EXERCISE GOAL: Write out the passage of the flashcards on the law of one price from "The Law of One Price: if" to "US stock market)", word for word.

DOCUMENT SECTION:

□ □ □ □ □ □ □

Guiding seminar 2 (2020) Flashcards
Anomalies: The Law of One Price in Financial Markets
What is the law of one price?
The Law of One Price: if there are no transaction costs or other constraints (e.g. short selling), identical goods must have identical prices
Motivation: should two identical goods be traded at different prices, arbitrageurs will immediately step in and exploit the arbitrage opportunity
An arbitrage opportunity is an option to make a riskless profit by trading in misprices assets
Anomalies: The Law of One Price in Financial Markets
Why doesn’t the law of price hold?
In financial markets, not all of these conditions hold:
▪ Not all goods have close or any substitutes (GM shares; the whole US stock market)
▪ Financial markets often are fragmented (think of foreign investors)
▪ Arbitrage opportunities are hardly ever completely riskless. Oftentimes, they are good but risky bets
–> short selling forbidden in some countries (?)
Anomalies: The Law of One Price in Financial Markets
What is a closed-end country fund and why does the law of one price not hold within it? (Claim and refute)

□ □ □ □ □ □ □

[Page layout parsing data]
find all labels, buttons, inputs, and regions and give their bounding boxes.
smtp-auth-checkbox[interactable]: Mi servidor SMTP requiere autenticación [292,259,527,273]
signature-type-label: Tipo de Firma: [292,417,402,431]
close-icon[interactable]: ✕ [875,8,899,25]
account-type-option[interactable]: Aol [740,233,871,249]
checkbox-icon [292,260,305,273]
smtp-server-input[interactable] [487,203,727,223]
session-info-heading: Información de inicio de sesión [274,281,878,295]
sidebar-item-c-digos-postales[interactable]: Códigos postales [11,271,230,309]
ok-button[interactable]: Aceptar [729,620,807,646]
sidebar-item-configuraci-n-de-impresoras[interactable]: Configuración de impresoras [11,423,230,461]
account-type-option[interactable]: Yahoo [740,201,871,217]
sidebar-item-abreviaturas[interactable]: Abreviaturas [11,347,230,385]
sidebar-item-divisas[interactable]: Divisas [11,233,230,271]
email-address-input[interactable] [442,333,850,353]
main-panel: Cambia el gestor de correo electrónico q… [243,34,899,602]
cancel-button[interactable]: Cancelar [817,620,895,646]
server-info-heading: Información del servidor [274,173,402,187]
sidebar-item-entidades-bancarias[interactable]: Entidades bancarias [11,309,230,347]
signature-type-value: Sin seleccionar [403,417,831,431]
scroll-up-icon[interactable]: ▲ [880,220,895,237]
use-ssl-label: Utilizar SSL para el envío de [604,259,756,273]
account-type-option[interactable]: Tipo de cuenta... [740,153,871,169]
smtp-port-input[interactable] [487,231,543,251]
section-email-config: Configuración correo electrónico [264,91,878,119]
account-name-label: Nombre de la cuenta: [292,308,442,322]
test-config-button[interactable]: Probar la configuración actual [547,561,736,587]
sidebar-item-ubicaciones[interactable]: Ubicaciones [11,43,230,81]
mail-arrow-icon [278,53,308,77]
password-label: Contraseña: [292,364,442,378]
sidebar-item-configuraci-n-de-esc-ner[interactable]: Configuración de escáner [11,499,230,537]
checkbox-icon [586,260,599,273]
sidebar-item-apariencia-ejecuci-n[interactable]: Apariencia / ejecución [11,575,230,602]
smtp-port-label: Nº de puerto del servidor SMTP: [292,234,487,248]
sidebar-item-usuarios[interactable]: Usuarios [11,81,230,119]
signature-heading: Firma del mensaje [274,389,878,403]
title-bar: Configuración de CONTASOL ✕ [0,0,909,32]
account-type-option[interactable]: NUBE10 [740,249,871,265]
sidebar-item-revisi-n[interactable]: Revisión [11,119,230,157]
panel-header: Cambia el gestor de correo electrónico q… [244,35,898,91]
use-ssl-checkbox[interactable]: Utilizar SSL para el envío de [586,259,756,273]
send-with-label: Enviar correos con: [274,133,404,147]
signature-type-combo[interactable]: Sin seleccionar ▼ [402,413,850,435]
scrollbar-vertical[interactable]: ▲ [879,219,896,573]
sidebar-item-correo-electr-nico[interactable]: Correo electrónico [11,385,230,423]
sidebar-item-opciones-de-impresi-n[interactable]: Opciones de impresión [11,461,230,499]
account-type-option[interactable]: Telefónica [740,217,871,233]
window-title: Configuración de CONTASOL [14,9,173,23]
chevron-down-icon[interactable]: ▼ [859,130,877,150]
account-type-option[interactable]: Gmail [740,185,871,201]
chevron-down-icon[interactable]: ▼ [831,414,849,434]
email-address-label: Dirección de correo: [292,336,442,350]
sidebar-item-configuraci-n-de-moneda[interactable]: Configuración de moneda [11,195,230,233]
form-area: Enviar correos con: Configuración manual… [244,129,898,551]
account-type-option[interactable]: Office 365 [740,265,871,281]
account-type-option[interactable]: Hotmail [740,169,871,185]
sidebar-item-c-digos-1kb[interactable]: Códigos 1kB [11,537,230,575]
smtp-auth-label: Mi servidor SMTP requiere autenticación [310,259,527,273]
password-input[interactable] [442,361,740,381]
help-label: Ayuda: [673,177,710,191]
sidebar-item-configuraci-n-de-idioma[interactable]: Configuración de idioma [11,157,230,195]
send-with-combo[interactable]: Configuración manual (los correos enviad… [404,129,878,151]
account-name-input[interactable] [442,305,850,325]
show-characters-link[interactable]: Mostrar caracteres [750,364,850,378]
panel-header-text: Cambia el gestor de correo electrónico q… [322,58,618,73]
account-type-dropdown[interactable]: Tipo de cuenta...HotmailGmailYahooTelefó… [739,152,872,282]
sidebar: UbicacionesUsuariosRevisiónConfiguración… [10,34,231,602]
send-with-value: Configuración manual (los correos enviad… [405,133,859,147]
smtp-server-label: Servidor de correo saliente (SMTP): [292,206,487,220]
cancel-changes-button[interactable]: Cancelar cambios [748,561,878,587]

□ □ □ □ □ □ □

ANSWER TO THE PROBLEM:
The Law of One Price: if there are no transaction costs or other constraints (e.g. short selling), identical goods must have identical prices
Motivation: should two identical goods be traded at different prices, arbitrageurs will immediately step in and exploit the arbitrage opportunity
An arbitrage opportunity is an option to make a riskless profit by trading in misprices assets
Anomalies: The Law of One Price in Financial Markets
Why doesn’t the law of price hold?
In financial markets, not all of these conditions hold:
▪ Not all goods have close or any substitutes (GM shares; the whole US stock market)